_The exercise_
Exactly as written, print each record in the listing.

-- BEGIN Record excerpts --

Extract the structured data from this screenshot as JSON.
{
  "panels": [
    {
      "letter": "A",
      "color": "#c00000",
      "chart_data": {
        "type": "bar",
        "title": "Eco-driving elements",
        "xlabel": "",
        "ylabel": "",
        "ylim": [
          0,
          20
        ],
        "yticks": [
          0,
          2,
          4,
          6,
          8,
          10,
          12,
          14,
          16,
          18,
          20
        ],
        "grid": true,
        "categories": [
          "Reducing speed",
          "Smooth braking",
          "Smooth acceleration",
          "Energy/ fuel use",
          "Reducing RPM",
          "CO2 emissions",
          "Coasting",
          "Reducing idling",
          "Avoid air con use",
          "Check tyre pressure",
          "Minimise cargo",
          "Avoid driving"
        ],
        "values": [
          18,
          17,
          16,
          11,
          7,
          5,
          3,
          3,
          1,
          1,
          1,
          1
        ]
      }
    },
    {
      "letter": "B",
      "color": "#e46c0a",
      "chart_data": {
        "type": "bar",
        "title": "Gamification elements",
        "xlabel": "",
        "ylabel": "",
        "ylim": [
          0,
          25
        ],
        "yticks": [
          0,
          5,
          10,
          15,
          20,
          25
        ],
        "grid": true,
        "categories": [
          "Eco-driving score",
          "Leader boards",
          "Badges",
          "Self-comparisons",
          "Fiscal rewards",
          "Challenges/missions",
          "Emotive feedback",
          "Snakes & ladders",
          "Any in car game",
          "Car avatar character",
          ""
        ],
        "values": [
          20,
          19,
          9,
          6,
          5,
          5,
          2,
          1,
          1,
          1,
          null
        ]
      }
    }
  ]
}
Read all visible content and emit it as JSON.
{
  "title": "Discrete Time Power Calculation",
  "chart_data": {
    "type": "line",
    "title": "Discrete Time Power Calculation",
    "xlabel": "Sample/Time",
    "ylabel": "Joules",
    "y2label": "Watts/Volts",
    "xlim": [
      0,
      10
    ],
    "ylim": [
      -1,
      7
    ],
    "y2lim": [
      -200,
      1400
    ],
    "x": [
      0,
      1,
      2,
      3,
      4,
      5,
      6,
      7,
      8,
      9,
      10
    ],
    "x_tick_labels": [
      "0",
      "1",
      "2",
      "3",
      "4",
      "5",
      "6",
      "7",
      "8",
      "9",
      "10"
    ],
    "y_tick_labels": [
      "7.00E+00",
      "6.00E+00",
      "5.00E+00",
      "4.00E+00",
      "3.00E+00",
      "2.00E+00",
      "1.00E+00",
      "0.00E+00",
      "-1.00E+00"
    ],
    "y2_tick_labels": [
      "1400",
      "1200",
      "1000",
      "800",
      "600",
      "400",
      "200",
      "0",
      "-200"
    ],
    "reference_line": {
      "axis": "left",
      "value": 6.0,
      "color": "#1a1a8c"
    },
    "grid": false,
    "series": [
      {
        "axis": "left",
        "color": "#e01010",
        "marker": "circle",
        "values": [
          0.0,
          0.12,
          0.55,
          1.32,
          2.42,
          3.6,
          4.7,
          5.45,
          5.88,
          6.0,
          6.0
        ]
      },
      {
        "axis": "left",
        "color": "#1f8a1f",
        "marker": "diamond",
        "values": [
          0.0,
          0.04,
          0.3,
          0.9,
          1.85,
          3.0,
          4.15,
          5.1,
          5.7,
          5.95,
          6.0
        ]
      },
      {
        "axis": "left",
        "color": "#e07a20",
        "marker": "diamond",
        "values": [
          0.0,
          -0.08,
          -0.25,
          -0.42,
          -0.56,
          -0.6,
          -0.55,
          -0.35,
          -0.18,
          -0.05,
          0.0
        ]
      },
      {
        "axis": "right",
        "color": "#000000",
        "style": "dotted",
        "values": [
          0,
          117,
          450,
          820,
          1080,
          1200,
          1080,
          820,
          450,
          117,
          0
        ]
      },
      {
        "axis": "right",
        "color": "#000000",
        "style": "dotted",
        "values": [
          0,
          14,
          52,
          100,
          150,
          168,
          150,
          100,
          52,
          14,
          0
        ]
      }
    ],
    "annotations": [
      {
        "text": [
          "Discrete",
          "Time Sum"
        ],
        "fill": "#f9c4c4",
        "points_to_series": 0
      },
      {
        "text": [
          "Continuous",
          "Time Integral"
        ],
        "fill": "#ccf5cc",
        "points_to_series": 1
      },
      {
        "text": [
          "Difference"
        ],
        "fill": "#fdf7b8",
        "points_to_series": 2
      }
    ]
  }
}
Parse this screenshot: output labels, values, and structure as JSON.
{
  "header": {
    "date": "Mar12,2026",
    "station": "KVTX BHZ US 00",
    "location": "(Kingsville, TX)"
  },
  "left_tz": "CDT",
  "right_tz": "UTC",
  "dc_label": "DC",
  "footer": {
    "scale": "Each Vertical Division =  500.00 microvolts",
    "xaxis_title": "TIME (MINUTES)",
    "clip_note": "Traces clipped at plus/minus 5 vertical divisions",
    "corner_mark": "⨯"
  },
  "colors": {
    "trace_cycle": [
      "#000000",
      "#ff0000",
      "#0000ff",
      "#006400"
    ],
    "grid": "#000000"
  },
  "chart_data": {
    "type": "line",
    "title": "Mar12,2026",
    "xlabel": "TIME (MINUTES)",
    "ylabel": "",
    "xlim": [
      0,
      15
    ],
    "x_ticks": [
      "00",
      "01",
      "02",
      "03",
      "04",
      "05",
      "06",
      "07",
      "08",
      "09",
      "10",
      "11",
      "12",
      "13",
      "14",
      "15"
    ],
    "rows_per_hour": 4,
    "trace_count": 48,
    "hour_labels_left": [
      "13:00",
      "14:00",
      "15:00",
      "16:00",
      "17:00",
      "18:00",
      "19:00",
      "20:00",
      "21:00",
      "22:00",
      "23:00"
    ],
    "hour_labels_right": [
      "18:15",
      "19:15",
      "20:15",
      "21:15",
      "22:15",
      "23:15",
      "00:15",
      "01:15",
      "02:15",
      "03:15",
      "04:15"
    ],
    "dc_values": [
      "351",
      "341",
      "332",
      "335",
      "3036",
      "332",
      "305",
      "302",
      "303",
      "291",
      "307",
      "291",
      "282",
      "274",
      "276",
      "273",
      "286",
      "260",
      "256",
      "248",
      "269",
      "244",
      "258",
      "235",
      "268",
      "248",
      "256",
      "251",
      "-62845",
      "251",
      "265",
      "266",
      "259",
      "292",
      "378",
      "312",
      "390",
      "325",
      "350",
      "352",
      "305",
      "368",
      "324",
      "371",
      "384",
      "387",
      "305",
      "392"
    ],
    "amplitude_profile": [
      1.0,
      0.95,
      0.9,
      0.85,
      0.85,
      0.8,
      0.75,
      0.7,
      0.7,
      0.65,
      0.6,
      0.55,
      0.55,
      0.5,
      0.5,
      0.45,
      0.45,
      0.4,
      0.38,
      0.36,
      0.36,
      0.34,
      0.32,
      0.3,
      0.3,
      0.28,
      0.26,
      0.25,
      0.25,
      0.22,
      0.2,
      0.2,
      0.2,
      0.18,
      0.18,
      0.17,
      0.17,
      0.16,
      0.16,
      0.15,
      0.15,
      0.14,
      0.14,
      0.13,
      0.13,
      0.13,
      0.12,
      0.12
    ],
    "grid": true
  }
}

-- END Record excerpts --

_Output_
Extract the structured data from this screenshot as JSON.
{
  "panels": [
    {
      "letter": "A",
      "color": "#c00000",
      "chart_data": {
        "type": "bar",
        "title": "Eco-driving elements",
        "xlabel": "",
        "ylabel": "",
        "ylim": [
          0,
          20
        ],
        "yticks": [
          0,
          2,
          4,
          6,
          8,
          10,
          12,
          14,
          16,
          18,
          20
        ],
        "grid": true,
        "categories": [
          "Reducing speed",
          "Smooth braking",
          "Smooth acceleration",
          "Energy/ fuel use",
          "Reducing RPM",
          "CO2 emissions",
          "Coasting",
          "Reducing idling",
          "Avoid air con use",
          "Check tyre pressure",
          "Minimise cargo",
          "Avoid driving"
        ],
        "values": [
          18,
          17,
          16,
          11,
          7,
          5,
          3,
          3,
          1,
          1,
          1,
          1
        ]
      }
    },
    {
      "letter": "B",
      "color": "#e46c0a",
      "chart_data": {
        "type": "bar",
        "title": "Gamification elements",
        "xlabel": "",
        "ylabel": "",
        "ylim": [
          0,
          25
        ],
        "yticks": [
          0,
          5,
          10,
          15,
          20,
          25
        ],
        "grid": true,
        "categories": [
          "Eco-driving score",
          "Leader boards",
          "Badges",
          "Self-comparisons",
          "Fiscal rewards",
          "Challenges/missions",
          "Emotive feedback",
          "Snakes & ladders",
          "Any in car game",
          "Car avatar character",
          ""
        ],
        "values": [
          20,
          19,
          9,
          6,
          5,
          5,
          2,
          1,
          1,
          1,
          null
        ]
      }
    }
  ]
}
Read all visible content and emit it as JSON.
{
  "title": "Discrete Time Power Calculation",
  "chart_data": {
    "type": "line",
    "title": "Discrete Time Power Calculation",
    "xlabel": "Sample/Time",
    "ylabel": "Joules",
    "y2label": "Watts/Volts",
    "xlim": [
      0,
      10
    ],
    "ylim": [
      -1,
      7
    ],
    "y2lim": [
      -200,
      1400
    ],
    "x": [
      0,
      1,
      2,
      3,
      4,
      5,
      6,
      7,
      8,
      9,
      10
    ],
    "x_tick_labels": [
      "0",
      "1",
      "2",
      "3",
      "4",
      "5",
      "6",
      "7",
      "8",
      "9",
      "10"
    ],
    "y_tick_labels": [
      "7.00E+00",
      "6.00E+00",
      "5.00E+00",
      "4.00E+00",
      "3.00E+00",
      "2.00E+00",
      "1.00E+00",
      "0.00E+00",
      "-1.00E+00"
    ],
    "y2_tick_labels": [
      "1400",
      "1200",
      "1000",
      "800",
      "600",
      "400",
      "200",
      "0",
      "-200"
    ],
    "reference_line": {
      "axis": "left",
      "value": 6.0,
      "color": "#1a1a8c"
    },
    "grid": false,
    "series": [
      {
        "axis": "left",
        "color": "#e01010",
        "marker": "circle",
        "values": [
          0.0,
          0.12,
          0.55,
          1.32,
          2.42,
          3.6,
          4.7,
          5.45,
          5.88,
          6.0,
          6.0
        ]
      },
      {
        "axis": "left",
        "color": "#1f8a1f",
        "marker": "diamond",
        "values": [
          0.0,
          0.04,
          0.3,
          0.9,
          1.85,
          3.0,
          4.15,
          5.1,
          5.7,
          5.95,
          6.0
        ]
      },
      {
        "axis": "left",
        "color": "#e07a20",
        "marker": "diamond",
        "values": [
          0.0,
          -0.08,
          -0.25,
          -0.42,
          -0.56,
          -0.6,
          -0.55,
          -0.35,
          -0.18,
          -0.05,
          0.0
        ]
      },
      {
        "axis": "right",
        "color": "#000000",
        "style": "dotted",
        "values": [
          0,
          117,
          450,
          820,
          1080,
          1200,
          1080,
          820,
          450,
          117,
          0
        ]
      },
      {
        "axis": "right",
        "color": "#000000",
        "style": "dotted",
        "values": [
          0,
          14,
          52,
          100,
          150,
          168,
          150,
          100,
          52,
          14,
          0
        ]
      }
    ],
    "annotations": [
      {
        "text": [
          "Discrete",
          "Time Sum"
        ],
        "fill": "#f9c4c4",
        "points_to_series": 0
      },
      {
        "text": [
          "Continuous",
          "Time Integral"
        ],
        "fill": "#ccf5cc",
        "points_to_series": 1
      },
      {
        "text": [
          "Difference"
        ],
        "fill": "#fdf7b8",
        "points_to_series": 2
      }
    ]
  }
}
Parse this screenshot: output labels, values, and structure as JSON.
{
  "header": {
    "date": "Mar12,2026",
    "station": "KVTX BHZ US 00",
    "location": "(Kingsville, TX)"
  },
  "left_tz": "CDT",
  "right_tz": "UTC",
  "dc_label": "DC",
  "footer": {
    "scale": "Each Vertical Division =  500.00 microvolts",
    "xaxis_title": "TIME (MINUTES)",
    "clip_note": "Traces clipped at plus/minus 5 vertical divisions",
    "corner_mark": "⨯"
  },
  "colors": {
    "trace_cycle": [
      "#000000",
      "#ff0000",
      "#0000ff",
      "#006400"
    ],
    "grid": "#000000"
  },
  "chart_data": {
    "type": "line",
    "title": "Mar12,2026",
    "xlabel": "TIME (MINUTES)",
    "ylabel": "",
    "xlim": [
      0,
      15
    ],
    "x_ticks": [
      "00",
      "01",
      "02",
      "03",
      "04",
      "05",
      "06",
      "07",
      "08",
      "09",
      "10",
      "11",
      "12",
      "13",
      "14",
      "15"
    ],
    "rows_per_hour": 4,
    "trace_count": 48,
    "hour_labels_left": [
      "13:00",
      "14:00",
      "15:00",
      "16:00",
      "17:00",
      "18:00",
      "19:00",
      "20:00",
      "21:00",
      "22:00",
      "23:00"
    ],
    "hour_labels_right": [
      "18:15",
      "19:15",
      "20:15",
      "21:15",
      "22:15",
      "23:15",
      "00:15",
      "01:15",
      "02:15",
      "03:15",
      "04:15"
    ],
    "dc_values": [
      "351",
      "341",
      "332",
      "335",
      "3036",
      "332",
      "305",
      "302",
      "303",
      "291",
      "307",
      "291",
      "282",
      "274",
      "276",
      "273",
      "286",
      "260",
      "256",
      "248",
      "269",
      "244",
      "258",
      "235",
      "268",
      "248",
      "256",
      "251",
      "-62845",
      "251",
      "265",
      "266",
      "259",
      "292",
      "378",
      "312",
      "390",
      "325",
      "350",
      "352",
      "305",
      "368",
      "324",
      "371",
      "384",
      "387",
      "305",
      "392"
    ],
    "amplitude_profile": [
      1.0,
      0.95,
      0.9,
      0.85,
      0.85,
      0.8,
      0.75,
      0.7,
      0.7,
      0.65,
      0.6,
      0.55,
      0.55,
      0.5,
      0.5,
      0.45,
      0.45,
      0.4,
      0.38,
      0.36,
      0.36,
      0.34,
      0.32,
      0.3,
      0.3,
      0.28,
      0.26,
      0.25,
      0.25,
      0.22,
      0.2,
      0.2,
      0.2,
      0.18,
      0.18,
      0.17,
      0.17,
      0.16,
      0.16,
      0.15,
      0.15,
      0.14,
      0.14,
      0.13,
      0.13,
      0.13,
      0.12,
      0.12
    ],
    "grid": true
  }
}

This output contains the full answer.